**Aim of the task**
What follows is a set of records, each of which is to be written out exactly.

**Supplied entries**
* Start *

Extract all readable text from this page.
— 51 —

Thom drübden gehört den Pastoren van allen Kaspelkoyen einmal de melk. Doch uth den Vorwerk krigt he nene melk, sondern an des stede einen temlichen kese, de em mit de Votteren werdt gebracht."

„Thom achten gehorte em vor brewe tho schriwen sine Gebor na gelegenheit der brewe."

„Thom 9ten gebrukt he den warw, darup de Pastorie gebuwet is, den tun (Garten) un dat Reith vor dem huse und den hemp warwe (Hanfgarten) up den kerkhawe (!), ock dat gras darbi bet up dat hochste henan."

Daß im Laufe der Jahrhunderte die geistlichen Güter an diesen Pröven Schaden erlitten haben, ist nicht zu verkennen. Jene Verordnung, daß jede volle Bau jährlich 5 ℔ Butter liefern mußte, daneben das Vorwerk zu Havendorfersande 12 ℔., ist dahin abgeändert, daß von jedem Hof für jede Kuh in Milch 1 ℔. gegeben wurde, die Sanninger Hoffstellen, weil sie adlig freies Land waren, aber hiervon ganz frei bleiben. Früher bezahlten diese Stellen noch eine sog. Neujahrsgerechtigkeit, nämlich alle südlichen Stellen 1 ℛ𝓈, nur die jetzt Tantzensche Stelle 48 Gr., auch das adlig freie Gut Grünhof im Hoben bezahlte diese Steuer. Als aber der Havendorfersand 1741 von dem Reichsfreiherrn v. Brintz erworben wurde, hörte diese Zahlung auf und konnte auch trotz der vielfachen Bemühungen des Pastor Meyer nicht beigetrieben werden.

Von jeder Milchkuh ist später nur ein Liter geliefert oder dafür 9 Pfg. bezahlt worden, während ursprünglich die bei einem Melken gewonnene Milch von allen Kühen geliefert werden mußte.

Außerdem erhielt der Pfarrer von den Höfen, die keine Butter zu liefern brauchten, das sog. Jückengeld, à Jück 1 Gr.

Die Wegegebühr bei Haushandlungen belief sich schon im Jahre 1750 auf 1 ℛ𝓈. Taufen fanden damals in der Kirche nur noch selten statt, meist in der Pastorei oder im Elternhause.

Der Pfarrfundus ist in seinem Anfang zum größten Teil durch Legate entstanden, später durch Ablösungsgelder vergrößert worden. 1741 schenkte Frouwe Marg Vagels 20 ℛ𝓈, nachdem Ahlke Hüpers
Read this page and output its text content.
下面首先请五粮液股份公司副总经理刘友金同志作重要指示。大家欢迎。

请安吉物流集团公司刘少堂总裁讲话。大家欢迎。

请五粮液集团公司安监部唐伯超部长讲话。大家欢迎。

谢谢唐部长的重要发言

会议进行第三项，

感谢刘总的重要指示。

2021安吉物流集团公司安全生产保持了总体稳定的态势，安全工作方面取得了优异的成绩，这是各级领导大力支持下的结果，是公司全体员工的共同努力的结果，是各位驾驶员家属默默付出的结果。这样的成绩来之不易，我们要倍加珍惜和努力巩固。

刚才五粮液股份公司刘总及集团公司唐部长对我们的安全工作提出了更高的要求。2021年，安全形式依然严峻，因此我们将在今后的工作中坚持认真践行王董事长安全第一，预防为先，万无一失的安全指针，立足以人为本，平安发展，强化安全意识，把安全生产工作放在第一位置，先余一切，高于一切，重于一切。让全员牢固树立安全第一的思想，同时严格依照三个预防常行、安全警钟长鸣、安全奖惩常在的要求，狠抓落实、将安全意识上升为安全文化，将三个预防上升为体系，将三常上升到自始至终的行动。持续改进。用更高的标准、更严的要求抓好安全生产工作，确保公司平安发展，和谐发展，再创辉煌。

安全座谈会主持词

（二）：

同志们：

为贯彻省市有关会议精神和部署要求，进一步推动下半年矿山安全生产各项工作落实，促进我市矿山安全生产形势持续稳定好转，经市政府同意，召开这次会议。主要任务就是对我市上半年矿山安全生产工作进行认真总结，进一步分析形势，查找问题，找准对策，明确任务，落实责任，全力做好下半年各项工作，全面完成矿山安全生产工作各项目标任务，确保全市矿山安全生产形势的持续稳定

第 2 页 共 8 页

* End *

**Exercise answer**
Extract all readable text from this page.
— 51 —

Thom drübden gehört den Pastoren van allen Kaspelkoyen einmal de melk. Doch uth den Vorwerk krigt he nene melk, sondern an des stede einen temlichen kese, de em mit de Votteren werdt gebracht."

„Thom achten gehorte em vor brewe tho schriwen sine Gebor na gelegenheit der brewe."

„Thom 9ten gebrukt he den warw, darup de Pastorie gebuwet is, den tun (Garten) un dat Reith vor dem huse und den hemp warwe (Hanfgarten) up den kerkhawe (!), ock dat gras darbi bet up dat hochste henan."

Daß im Laufe der Jahrhunderte die geistlichen Güter an diesen Pröven Schaden erlitten haben, ist nicht zu verkennen. Jene Verordnung, daß jede volle Bau jährlich 5 ℔ Butter liefern mußte, daneben das Vorwerk zu Havendorfersande 12 ℔., ist dahin abgeändert, daß von jedem Hof für jede Kuh in Milch 1 ℔. gegeben wurde, die Sanninger Hoffstellen, weil sie adlig freies Land waren, aber hiervon ganz frei bleiben. Früher bezahlten diese Stellen noch eine sog. Neujahrsgerechtigkeit, nämlich alle südlichen Stellen 1 ℛ𝓈, nur die jetzt Tantzensche Stelle 48 Gr., auch das adlig freie Gut Grünhof im Hoben bezahlte diese Steuer. Als aber der Havendorfersand 1741 von dem Reichsfreiherrn v. Brintz erworben wurde, hörte diese Zahlung auf und konnte auch trotz der vielfachen Bemühungen des Pastor Meyer nicht beigetrieben werden.

Von jeder Milchkuh ist später nur ein Liter geliefert oder dafür 9 Pfg. bezahlt worden, während ursprünglich die bei einem Melken gewonnene Milch von allen Kühen geliefert werden mußte.

Außerdem erhielt der Pfarrer von den Höfen, die keine Butter zu liefern brauchten, das sog. Jückengeld, à Jück 1 Gr.

Die Wegegebühr bei Haushandlungen belief sich schon im Jahre 1750 auf 1 ℛ𝓈. Taufen fanden damals in der Kirche nur noch selten statt, meist in der Pastorei oder im Elternhause.

Der Pfarrfundus ist in seinem Anfang zum größten Teil durch Legate entstanden, später durch Ablösungsgelder vergrößert worden. 1741 schenkte Frouwe Marg Vagels 20 ℛ𝓈, nachdem Ahlke Hüpers
Read this page and output its text content.
下面首先请五粮液股份公司副总经理刘友金同志作重要指示。大家欢迎。

请安吉物流集团公司刘少堂总裁讲话。大家欢迎。

请五粮液集团公司安监部唐伯超部长讲话。大家欢迎。

谢谢唐部长的重要发言

会议进行第三项，

感谢刘总的重要指示。

2021安吉物流集团公司安全生产保持了总体稳定的态势，安全工作方面取得了优异的成绩，这是各级领导大力支持下的结果，是公司全体员工的共同努力的结果，是各位驾驶员家属默默付出的结果。这样的成绩来之不易，我们要倍加珍惜和努力巩固。

刚才五粮液股份公司刘总及集团公司唐部长对我们的安全工作提出了更高的要求。2021年，安全形式依然严峻，因此我们将在今后的工作中坚持认真践行王董事长安全第一，预防为先，万无一失的安全指针，立足以人为本，平安发展，强化安全意识，把安全生产工作放在第一位置，先余一切，高于一切，重于一切。让全员牢固树立安全第一的思想，同时严格依照三个预防常行、安全警钟长鸣、安全奖惩常在的要求，狠抓落实、将安全意识上升为安全文化，将三个预防上升为体系，将三常上升到自始至终的行动。持续改进。用更高的标准、更严的要求抓好安全生产工作，确保公司平安发展，和谐发展，再创辉煌。

安全座谈会主持词

（二）：

同志们：

为贯彻省市有关会议精神和部署要求，进一步推动下半年矿山安全生产各项工作落实，促进我市矿山安全生产形势持续稳定好转，经市政府同意，召开这次会议。主要任务就是对我市上半年矿山安全生产工作进行认真总结，进一步分析形势，查找问题，找准对策，明确任务，落实责任，全力做好下半年各项工作，全面完成矿山安全生产工作各项目标任务，确保全市矿山安全生产形势的持续稳定

第 2 页 共 8 页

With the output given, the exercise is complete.